- [Job] From the post about choosing the scaling factor of the mean estimator, extract everything from "Consider the mean" down to "with cross validation.".

Consider the mean estimator $$\hat{\mu}(\lambda) = \lambda \frac{1}{n}\sum_{i = 1}^nY_i $$ (for $n$ iid Gaussian variates $Y_i$). After calculating the bias and the variance of this estimator, I found the optimal value which minimizes the prediction error $$ \text{Err}_\lambda = E(\mu - \hat{\mu}(\lambda) )^2= (\lambda-1)^2\mu^2+\lambda^2 \frac{\sigma^2}{n}$$ to be $$ \lambda^*=\frac{\mu^2}{\frac{\sigma^2}{n}+\mu^2}.$$ Can I find this parameter by cross validation (k fold) and if so, how can I do that? For example, if I simulate a Gaussian with $\mu=0.1$, $\sigma = 0.2$, and $n = 30$, I should find $\lambda^*= 0.88$ with cross validation.

- [Data]

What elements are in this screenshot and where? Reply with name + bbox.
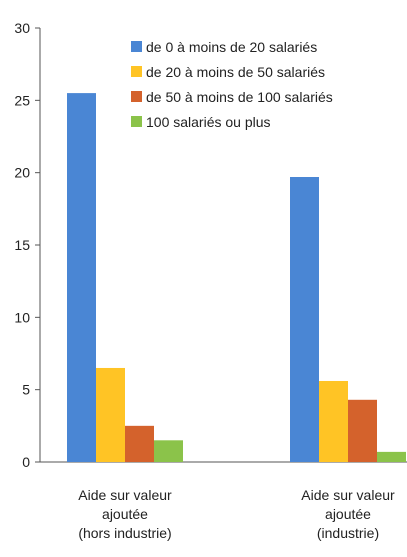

...

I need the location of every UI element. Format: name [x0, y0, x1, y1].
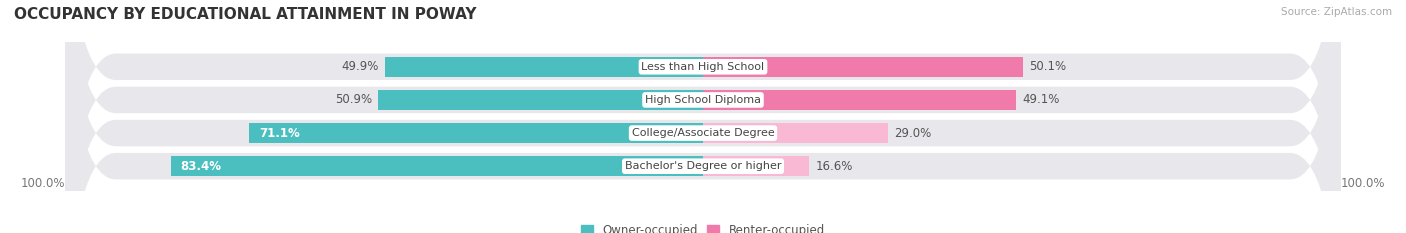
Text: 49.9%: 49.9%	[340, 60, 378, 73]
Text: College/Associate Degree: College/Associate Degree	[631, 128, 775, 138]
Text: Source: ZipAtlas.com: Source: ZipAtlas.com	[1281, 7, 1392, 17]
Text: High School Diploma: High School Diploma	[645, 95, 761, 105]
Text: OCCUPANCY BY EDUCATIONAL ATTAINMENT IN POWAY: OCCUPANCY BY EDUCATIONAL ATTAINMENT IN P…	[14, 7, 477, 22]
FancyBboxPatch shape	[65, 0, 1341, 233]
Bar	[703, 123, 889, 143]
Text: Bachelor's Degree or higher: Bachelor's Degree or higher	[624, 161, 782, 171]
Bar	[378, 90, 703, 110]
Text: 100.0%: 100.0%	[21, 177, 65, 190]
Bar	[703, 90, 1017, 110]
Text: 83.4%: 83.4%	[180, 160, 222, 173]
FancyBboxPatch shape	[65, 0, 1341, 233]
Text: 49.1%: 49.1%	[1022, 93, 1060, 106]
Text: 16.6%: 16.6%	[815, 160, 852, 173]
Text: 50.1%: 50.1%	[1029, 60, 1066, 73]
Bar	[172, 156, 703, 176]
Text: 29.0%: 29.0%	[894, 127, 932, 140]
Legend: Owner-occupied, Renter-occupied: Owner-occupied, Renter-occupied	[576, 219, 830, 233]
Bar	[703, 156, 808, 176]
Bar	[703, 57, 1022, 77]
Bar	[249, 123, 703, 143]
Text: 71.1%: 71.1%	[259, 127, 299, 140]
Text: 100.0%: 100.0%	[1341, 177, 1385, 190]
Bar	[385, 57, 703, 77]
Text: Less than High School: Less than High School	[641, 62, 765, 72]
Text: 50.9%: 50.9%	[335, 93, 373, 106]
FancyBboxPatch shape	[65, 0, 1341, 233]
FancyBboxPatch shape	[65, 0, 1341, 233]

- [Final result]
Consider the mean estimator $$\hat{\mu}(\lambda) = \lambda \frac{1}{n}\sum_{i = 1}^nY_i $$ (for $n$ iid Gaussian variates $Y_i$). After calculating the bias and the variance of this estimator, I found the optimal value which minimizes the prediction error $$ \text{Err}_\lambda = E(\mu - \hat{\mu}(\lambda) )^2= (\lambda-1)^2\mu^2+\lambda^2 \frac{\sigma^2}{n}$$ to be $$ \lambda^*=\frac{\mu^2}{\frac{\sigma^2}{n}+\mu^2}.$$ Can I find this parameter by cross validation (k fold) and if so, how can I do that? For example, if I simulate a Gaussian with $\mu=0.1$, $\sigma = 0.2$, and $n = 30$, I should find $\lambda^*= 0.88$ with cross validation.